- **EXERCISE DESCRIPTION**
Extract each line from the entries below that has the string "server" in it.

- **RECORDED DATA**
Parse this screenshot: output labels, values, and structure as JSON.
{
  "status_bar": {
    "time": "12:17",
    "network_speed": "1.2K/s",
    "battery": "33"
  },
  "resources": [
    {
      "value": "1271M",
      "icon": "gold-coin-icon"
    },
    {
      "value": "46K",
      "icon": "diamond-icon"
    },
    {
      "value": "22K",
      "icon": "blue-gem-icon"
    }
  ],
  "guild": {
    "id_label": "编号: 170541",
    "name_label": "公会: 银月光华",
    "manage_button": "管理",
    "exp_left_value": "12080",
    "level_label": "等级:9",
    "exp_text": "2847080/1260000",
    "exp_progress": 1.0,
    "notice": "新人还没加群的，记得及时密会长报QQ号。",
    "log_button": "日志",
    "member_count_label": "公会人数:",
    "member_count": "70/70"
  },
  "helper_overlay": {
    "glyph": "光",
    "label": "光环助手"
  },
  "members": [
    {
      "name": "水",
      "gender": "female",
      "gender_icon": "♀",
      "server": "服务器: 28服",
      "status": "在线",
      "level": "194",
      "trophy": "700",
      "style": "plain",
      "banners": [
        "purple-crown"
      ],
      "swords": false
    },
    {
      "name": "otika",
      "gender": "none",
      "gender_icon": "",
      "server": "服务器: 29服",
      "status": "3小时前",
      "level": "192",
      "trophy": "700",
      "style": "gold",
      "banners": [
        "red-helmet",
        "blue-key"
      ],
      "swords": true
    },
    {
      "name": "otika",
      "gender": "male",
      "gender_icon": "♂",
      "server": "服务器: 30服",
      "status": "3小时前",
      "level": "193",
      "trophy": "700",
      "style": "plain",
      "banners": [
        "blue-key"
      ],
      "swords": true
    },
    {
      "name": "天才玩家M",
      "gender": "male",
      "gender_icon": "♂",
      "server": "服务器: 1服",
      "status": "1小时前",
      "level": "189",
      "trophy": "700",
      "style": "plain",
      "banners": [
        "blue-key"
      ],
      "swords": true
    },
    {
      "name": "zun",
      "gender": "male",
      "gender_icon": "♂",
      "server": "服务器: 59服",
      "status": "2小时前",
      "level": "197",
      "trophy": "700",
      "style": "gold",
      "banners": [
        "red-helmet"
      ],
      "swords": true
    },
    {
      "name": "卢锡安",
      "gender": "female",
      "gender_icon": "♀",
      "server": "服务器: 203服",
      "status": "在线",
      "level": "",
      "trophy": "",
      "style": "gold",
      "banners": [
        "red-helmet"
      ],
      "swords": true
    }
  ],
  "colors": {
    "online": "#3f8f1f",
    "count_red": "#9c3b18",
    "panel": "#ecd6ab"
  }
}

- **TASK ANSWER**
      "server": "服务器: 28服",
      "server": "服务器: 29服",
      "server": "服务器: 30服",
      "server": "服务器: 1服",
      "server": "服务器: 59服",
      "server": "服务器: 203服",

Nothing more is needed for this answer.